Repeat the records word for word, excluding any picture.

# Records for this task:
=-=-=
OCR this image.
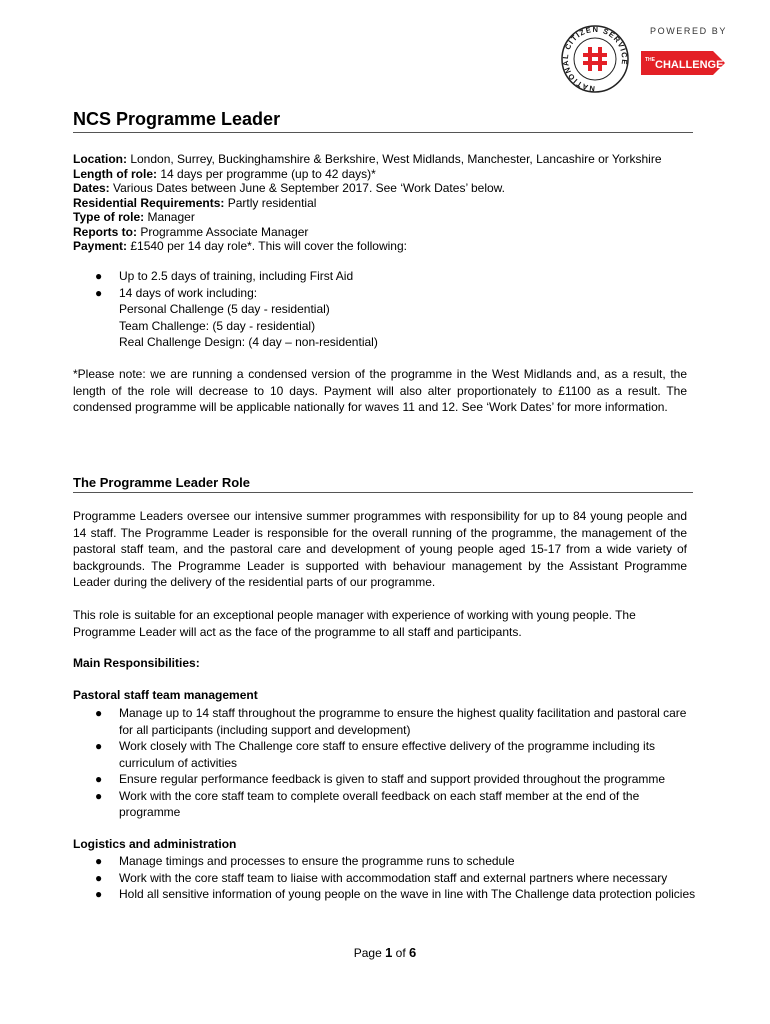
NATIONAL CITIZEN SERVICE
POWERED BY
THE CHALLENGE
NCS Programme Leader
Location: London, Surrey, Buckinghamshire & Berkshire, West Midlands, Manchester, Lancashire or Yorkshire
Length of role: 14 days per programme (up to 42 days)*
Dates: Various Dates between June & September 2017. See ‘Work Dates’ below.
Residential Requirements: Partly residential
Type of role: Manager
Reports to: Programme Associate Manager
Payment: £1540 per 14 day role*. This will cover the following:
● Up to 2.5 days of training, including First Aid
● 14 days of work including:
Personal Challenge (5 day - residential)
Team Challenge: (5 day - residential)
Real Challenge Design: (4 day – non-residential)
*Please note: we are running a condensed version of the programme in the West Midlands and, as a result, the length of the role will decrease to 10 days. Payment will also alter proportionately to £1100 as a result. The condensed programme will be applicable nationally for waves 11 and 12. See ‘Work Dates’ for more information.
The Programme Leader Role
Programme Leaders oversee our intensive summer programmes with responsibility for up to 84 young people and 14 staff. The Programme Leader is responsible for the overall running of the programme, the management of the pastoral staff team, and the pastoral care and development of young people aged 15-17 from a wide variety of backgrounds. The Programme Leader is supported with behaviour management by the Assistant Programme Leader during the delivery of the residential parts of our programme.
This role is suitable for an exceptional people manager with experience of working with young people. The Programme Leader will act as the face of the programme to all staff and participants.
Main Responsibilities:
Pastoral staff team management
● Manage up to 14 staff throughout the programme to ensure the highest quality facilitation and pastoral care for all participants (including support and development)
● Work closely with The Challenge core staff to ensure effective delivery of the programme including its curriculum of activities
● Ensure regular performance feedback is given to staff and support provided throughout the programme
● Work with the core staff team to complete overall feedback on each staff member at the end of the programme
Logistics and administration
● Manage timings and processes to ensure the programme runs to schedule
● Work with the core staff team to liaise with accommodation staff and external partners where necessary
● Hold all sensitive information of young people on the wave in line with The Challenge data protection policies
Page 1 of 6
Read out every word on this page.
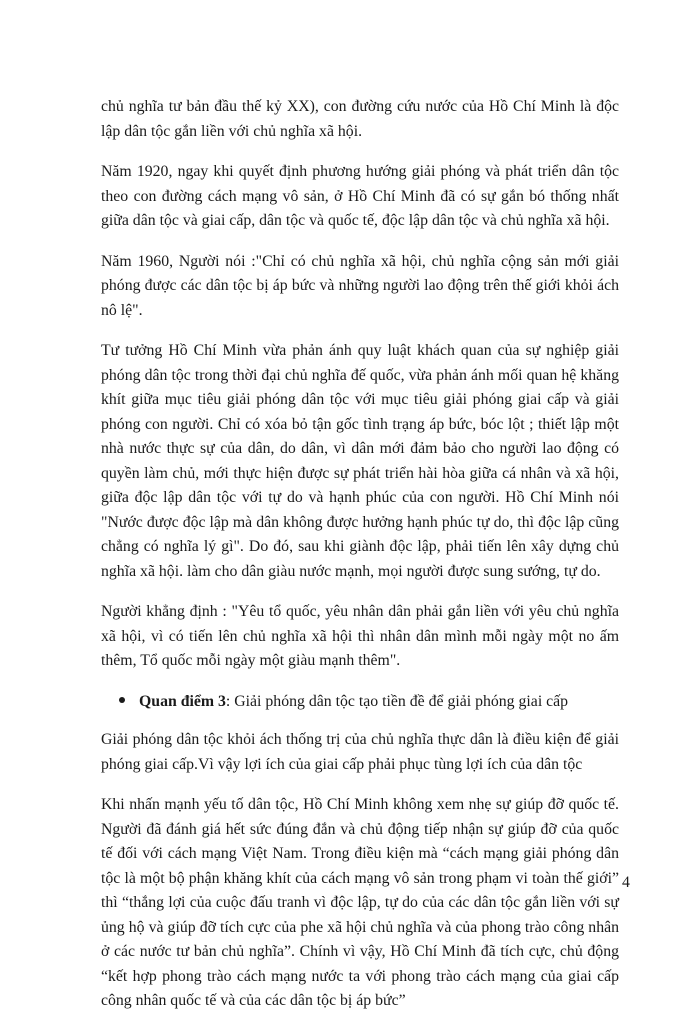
chủ nghĩa tư bản đầu thế kỷ XX), con đường cứu nước của Hồ Chí Minh là độc lập dân tộc gắn liền với chủ nghĩa xã hội.

Năm 1920, ngay khi quyết định phương hướng giải phóng và phát triển dân tộc theo con đường cách mạng vô sản, ở Hồ Chí Minh đã có sự gắn bó thống nhất giữa dân tộc và giai cấp, dân tộc và quốc tế, độc lập dân tộc và chủ nghĩa xã hội.

Năm 1960, Người nói :"Chỉ có chủ nghĩa xã hội, chủ nghĩa cộng sản mới giải phóng được các dân tộc bị áp bức và những người lao động trên thế giới khỏi ách nô lệ".

Tư tưởng Hồ Chí Minh vừa phản ánh quy luật khách quan của sự nghiệp giải phóng dân tộc trong thời đại chủ nghĩa đế quốc, vừa phản ánh mối quan hệ khăng khít giữa mục tiêu giải phóng dân tộc với mục tiêu giải phóng giai cấp và giải phóng con người. Chỉ có xóa bỏ tận gốc tình trạng áp bức, bóc lột ; thiết lập một nhà nước thực sự của dân, do dân, vì dân mới đảm bảo cho người lao động có quyền làm chủ, mới thực hiện được sự phát triển hài hòa giữa cá nhân và xã hội, giữa độc lập dân tộc với tự do và hạnh phúc của con người. Hồ Chí Minh nói "Nước được độc lập mà dân không được hưởng hạnh phúc tự do, thì độc lập cũng chẳng có nghĩa lý gì". Do đó, sau khi giành độc lập, phải tiến lên xây dựng chủ nghĩa xã hội. làm cho dân giàu nước mạnh, mọi người được sung sướng, tự do.

Người khẳng định : "Yêu tổ quốc, yêu nhân dân phải gắn liền với yêu chủ nghĩa xã hội, vì có tiến lên chủ nghĩa xã hội thì nhân dân mình mỗi ngày một no ấm thêm, Tổ quốc mỗi ngày một giàu mạnh thêm".

Quan điểm 3: Giải phóng dân tộc tạo tiền đề để giải phóng giai cấp

Giải phóng dân tộc khỏi ách thống trị của chủ nghĩa thực dân là điều kiện để giải phóng giai cấp.Vì vậy lợi ích của giai cấp phải phục tùng lợi ích của dân tộc

Khi nhấn mạnh yếu tố dân tộc, Hồ Chí Minh không xem nhẹ sự giúp đỡ quốc tế. Người đã đánh giá hết sức đúng đắn và chủ động tiếp nhận sự giúp đỡ của quốc tế đối với cách mạng Việt Nam. Trong điều kiện mà “cách mạng giải phóng dân tộc là một bộ phận khăng khít của cách mạng vô sản trong phạm vi toàn thế giới” thì “thắng lợi của cuộc đấu tranh vì độc lập, tự do của các dân tộc gắn liền với sự ủng hộ và giúp đỡ tích cực của phe xã hội chủ nghĩa và của phong trào công nhân ở các nước tư bản chủ nghĩa”. Chính vì vậy, Hồ Chí Minh đã tích cực, chủ động “kết hợp phong trào cách mạng nước ta với phong trào cách mạng của giai cấp công nhân quốc tế và của các dân tộc bị áp bức”

4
=-=-=
# Result for this exercise:
OCR this image.
NATIONAL CITIZEN SERVICE
POWERED BY
THE CHALLENGE
NCS Programme Leader
Location: London, Surrey, Buckinghamshire & Berkshire, West Midlands, Manchester, Lancashire or Yorkshire
Length of role: 14 days per programme (up to 42 days)*
Dates: Various Dates between June & September 2017. See ‘Work Dates’ below.
Residential Requirements: Partly residential
Type of role: Manager
Reports to: Programme Associate Manager
Payment: £1540 per 14 day role*. This will cover the following:
● Up to 2.5 days of training, including First Aid
● 14 days of work including:
Personal Challenge (5 day - residential)
Team Challenge: (5 day - residential)
Real Challenge Design: (4 day – non-residential)
*Please note: we are running a condensed version of the programme in the West Midlands and, as a result, the length of the role will decrease to 10 days. Payment will also alter proportionately to £1100 as a result. The condensed programme will be applicable nationally for waves 11 and 12. See ‘Work Dates’ for more information.
The Programme Leader Role
Programme Leaders oversee our intensive summer programmes with responsibility for up to 84 young people and 14 staff. The Programme Leader is responsible for the overall running of the programme, the management of the pastoral staff team, and the pastoral care and development of young people aged 15-17 from a wide variety of backgrounds. The Programme Leader is supported with behaviour management by the Assistant Programme Leader during the delivery of the residential parts of our programme.
This role is suitable for an exceptional people manager with experience of working with young people. The Programme Leader will act as the face of the programme to all staff and participants.
Main Responsibilities:
Pastoral staff team management
● Manage up to 14 staff throughout the programme to ensure the highest quality facilitation and pastoral care for all participants (including support and development)
● Work closely with The Challenge core staff to ensure effective delivery of the programme including its curriculum of activities
● Ensure regular performance feedback is given to staff and support provided throughout the programme
● Work with the core staff team to complete overall feedback on each staff member at the end of the programme
Logistics and administration
● Manage timings and processes to ensure the programme runs to schedule
● Work with the core staff team to liaise with accommodation staff and external partners where necessary
● Hold all sensitive information of young people on the wave in line with The Challenge data protection policies
Page 1 of 6
Read out every word on this page.
chủ nghĩa tư bản đầu thế kỷ XX), con đường cứu nước của Hồ Chí Minh là độc lập dân tộc gắn liền với chủ nghĩa xã hội.

Năm 1920, ngay khi quyết định phương hướng giải phóng và phát triển dân tộc theo con đường cách mạng vô sản, ở Hồ Chí Minh đã có sự gắn bó thống nhất giữa dân tộc và giai cấp, dân tộc và quốc tế, độc lập dân tộc và chủ nghĩa xã hội.

Năm 1960, Người nói :"Chỉ có chủ nghĩa xã hội, chủ nghĩa cộng sản mới giải phóng được các dân tộc bị áp bức và những người lao động trên thế giới khỏi ách nô lệ".

Tư tưởng Hồ Chí Minh vừa phản ánh quy luật khách quan của sự nghiệp giải phóng dân tộc trong thời đại chủ nghĩa đế quốc, vừa phản ánh mối quan hệ khăng khít giữa mục tiêu giải phóng dân tộc với mục tiêu giải phóng giai cấp và giải phóng con người. Chỉ có xóa bỏ tận gốc tình trạng áp bức, bóc lột ; thiết lập một nhà nước thực sự của dân, do dân, vì dân mới đảm bảo cho người lao động có quyền làm chủ, mới thực hiện được sự phát triển hài hòa giữa cá nhân và xã hội, giữa độc lập dân tộc với tự do và hạnh phúc của con người. Hồ Chí Minh nói "Nước được độc lập mà dân không được hưởng hạnh phúc tự do, thì độc lập cũng chẳng có nghĩa lý gì". Do đó, sau khi giành độc lập, phải tiến lên xây dựng chủ nghĩa xã hội. làm cho dân giàu nước mạnh, mọi người được sung sướng, tự do.

Người khẳng định : "Yêu tổ quốc, yêu nhân dân phải gắn liền với yêu chủ nghĩa xã hội, vì có tiến lên chủ nghĩa xã hội thì nhân dân mình mỗi ngày một no ấm thêm, Tổ quốc mỗi ngày một giàu mạnh thêm".

Quan điểm 3: Giải phóng dân tộc tạo tiền đề để giải phóng giai cấp

Giải phóng dân tộc khỏi ách thống trị của chủ nghĩa thực dân là điều kiện để giải phóng giai cấp.Vì vậy lợi ích của giai cấp phải phục tùng lợi ích của dân tộc

Khi nhấn mạnh yếu tố dân tộc, Hồ Chí Minh không xem nhẹ sự giúp đỡ quốc tế. Người đã đánh giá hết sức đúng đắn và chủ động tiếp nhận sự giúp đỡ của quốc tế đối với cách mạng Việt Nam. Trong điều kiện mà “cách mạng giải phóng dân tộc là một bộ phận khăng khít của cách mạng vô sản trong phạm vi toàn thế giới” thì “thắng lợi của cuộc đấu tranh vì độc lập, tự do của các dân tộc gắn liền với sự ủng hộ và giúp đỡ tích cực của phe xã hội chủ nghĩa và của phong trào công nhân ở các nước tư bản chủ nghĩa”. Chính vì vậy, Hồ Chí Minh đã tích cực, chủ động “kết hợp phong trào cách mạng nước ta với phong trào cách mạng của giai cấp công nhân quốc tế và của các dân tộc bị áp bức”

4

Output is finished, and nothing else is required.